■ **EXERCISE PROMPT**
Every line below should be repeated exactly.

(Dataset entries)
§

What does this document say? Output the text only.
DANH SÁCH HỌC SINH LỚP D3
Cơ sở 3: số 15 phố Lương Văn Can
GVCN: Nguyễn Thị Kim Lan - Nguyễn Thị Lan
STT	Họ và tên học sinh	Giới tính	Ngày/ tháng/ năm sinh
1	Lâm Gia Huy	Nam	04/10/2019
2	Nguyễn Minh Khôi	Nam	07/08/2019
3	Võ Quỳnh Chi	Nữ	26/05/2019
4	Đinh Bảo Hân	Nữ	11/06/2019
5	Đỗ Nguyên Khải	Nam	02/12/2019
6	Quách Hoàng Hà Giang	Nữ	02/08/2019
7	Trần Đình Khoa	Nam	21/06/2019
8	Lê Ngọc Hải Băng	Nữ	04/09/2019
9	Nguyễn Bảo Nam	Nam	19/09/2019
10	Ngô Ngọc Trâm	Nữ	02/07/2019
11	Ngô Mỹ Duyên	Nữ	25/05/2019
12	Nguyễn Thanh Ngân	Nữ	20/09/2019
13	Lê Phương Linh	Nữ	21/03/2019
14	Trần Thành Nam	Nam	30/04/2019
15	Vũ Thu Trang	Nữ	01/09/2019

§

■ **WRITTEN RESPONSE**
What does this document say? Output the text only.
DANH SÁCH HỌC SINH LỚP D3
Cơ sở 3: số 15 phố Lương Văn Can
GVCN: Nguyễn Thị Kim Lan - Nguyễn Thị Lan
STT	Họ và tên học sinh	Giới tính	Ngày/ tháng/ năm sinh
1	Lâm Gia Huy	Nam	04/10/2019
2	Nguyễn Minh Khôi	Nam	07/08/2019
3	Võ Quỳnh Chi	Nữ	26/05/2019
4	Đinh Bảo Hân	Nữ	11/06/2019
5	Đỗ Nguyên Khải	Nam	02/12/2019
6	Quách Hoàng Hà Giang	Nữ	02/08/2019
7	Trần Đình Khoa	Nam	21/06/2019
8	Lê Ngọc Hải Băng	Nữ	04/09/2019
9	Nguyễn Bảo Nam	Nam	19/09/2019
10	Ngô Ngọc Trâm	Nữ	02/07/2019
11	Ngô Mỹ Duyên	Nữ	25/05/2019
12	Nguyễn Thanh Ngân	Nữ	20/09/2019
13	Lê Phương Linh	Nữ	21/03/2019
14	Trần Thành Nam	Nam	30/04/2019
15	Vũ Thu Trang	Nữ	01/09/2019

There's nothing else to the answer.